» TRECHO SELECIONADO:

++++++++++++++++++++

Presidente da Câmara cortou a palavra de Adriano e Micaela
 

Na noite de ontem, durante sessão da Câmara de Vereadores, em Vilhena, dois assessores nomeados com salários de R$ 2.500,00 e R$ 4.500,00 pelo prefeito Eduardo Japonês (PV), hostilizaram dois parlamentares que fazem oposição ao mandatário.
 
Em seu discurso, Samir Ali (PSDB) cumprimentou a engenheira agrônoma Micaela Bolsoni (R$.2.500,00) e também o comerciante Adriano Vilhenense (R$ 4.500,00), que frequentemente lhes dirige insultos nas redes sociais e foi aparteado pelo policial militar da reserva, Carlos Suchi (Podemos), outro alvo deles.
 
Micaela e Adriano formam uma espécie de “milícia digital”, que ataca adversários do prefeito na internet e em grupos no WhatsApp. Ela também ocupou cargo comissionado na gestão da ex-prefeita Rosani Donadon.
 
Suchi, que já teve Adriano como assessor e hoje vive sendo “trollado” por ele, chegou a questionar a utilidade de um salário tão vultoso financiando as atividades dos assessores encarregados de manchar reputações de quem se posiciona contra Japonês.

++++++++++++++++++++

» DADOS DISPONÍVEIS:
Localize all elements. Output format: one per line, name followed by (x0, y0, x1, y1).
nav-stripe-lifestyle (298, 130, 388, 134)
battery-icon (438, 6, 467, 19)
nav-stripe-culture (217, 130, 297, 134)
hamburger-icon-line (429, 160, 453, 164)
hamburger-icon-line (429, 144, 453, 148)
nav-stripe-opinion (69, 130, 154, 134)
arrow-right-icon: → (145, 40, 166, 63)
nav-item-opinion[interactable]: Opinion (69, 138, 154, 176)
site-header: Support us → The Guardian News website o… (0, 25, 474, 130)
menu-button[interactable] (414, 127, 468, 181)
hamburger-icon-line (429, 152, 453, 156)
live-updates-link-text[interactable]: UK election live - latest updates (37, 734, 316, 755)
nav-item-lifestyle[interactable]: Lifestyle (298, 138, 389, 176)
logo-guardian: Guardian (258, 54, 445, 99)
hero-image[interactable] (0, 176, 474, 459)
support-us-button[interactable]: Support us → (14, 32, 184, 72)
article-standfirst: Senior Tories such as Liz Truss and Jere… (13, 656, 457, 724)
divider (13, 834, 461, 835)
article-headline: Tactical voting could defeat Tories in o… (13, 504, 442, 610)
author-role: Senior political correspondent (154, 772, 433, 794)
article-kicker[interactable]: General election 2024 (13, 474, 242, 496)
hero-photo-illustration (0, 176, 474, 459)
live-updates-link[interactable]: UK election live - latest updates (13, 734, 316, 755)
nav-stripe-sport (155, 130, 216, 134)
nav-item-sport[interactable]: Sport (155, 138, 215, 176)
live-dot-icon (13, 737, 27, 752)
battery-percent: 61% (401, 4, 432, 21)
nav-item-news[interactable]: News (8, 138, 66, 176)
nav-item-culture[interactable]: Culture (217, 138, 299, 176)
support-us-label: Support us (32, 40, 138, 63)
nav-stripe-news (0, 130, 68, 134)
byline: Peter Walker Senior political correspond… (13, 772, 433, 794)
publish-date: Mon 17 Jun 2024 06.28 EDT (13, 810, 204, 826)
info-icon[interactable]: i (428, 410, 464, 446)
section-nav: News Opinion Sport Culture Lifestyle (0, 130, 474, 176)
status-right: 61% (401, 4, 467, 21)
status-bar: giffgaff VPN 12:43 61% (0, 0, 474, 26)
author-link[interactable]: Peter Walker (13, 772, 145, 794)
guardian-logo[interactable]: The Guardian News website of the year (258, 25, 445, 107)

++++++++++++++++++++

» ENUNCIADO 1: Diga se cada afirmação concorda com o trecho selecionado, respondendo sim ou não e citando literalmente as palavras que decidem: (a) Micaela Bolsoni é engenheira agrônoma; (b) Carlos Suchi é filiado ao PSDB; (c) Micaela já ocupou cargo comissionado na gestão de Rosani Donadon.
» ENUNCIADO 2: Reproduza palavra por palavra a parte do trecho selecionado que vai de "Na noite de" até "oposição ao mandatário.", incluindo as duas.
» ENUNCIADO 3: Segundo o trecho selecionado, qual é a profissão de Adriano Vilhenense?
As linhas são um material à parte, independente do trecho selecionado.

» RESPOSTA ESCRITA 1:
(a) Sim: "a engenheira agrônoma Micaela Bolsoni".
(b) Não: "Carlos Suchi (Podemos)".
(c) Sim: "Ela também ocupou cargo comissionado na gestão da ex-prefeita Rosani Donadon".

» RESPOSTA ESCRITA 2:
Na noite de ontem, durante sessão da Câmara de Vereadores, em Vilhena, dois assessores nomeados com salários de R$ 2.500,00 e R$ 4.500,00 pelo prefeito Eduardo Japonês (PV), hostilizaram dois parlamentares que fazem oposição ao mandatário.

» RESPOSTA ESCRITA 3: Comerciante.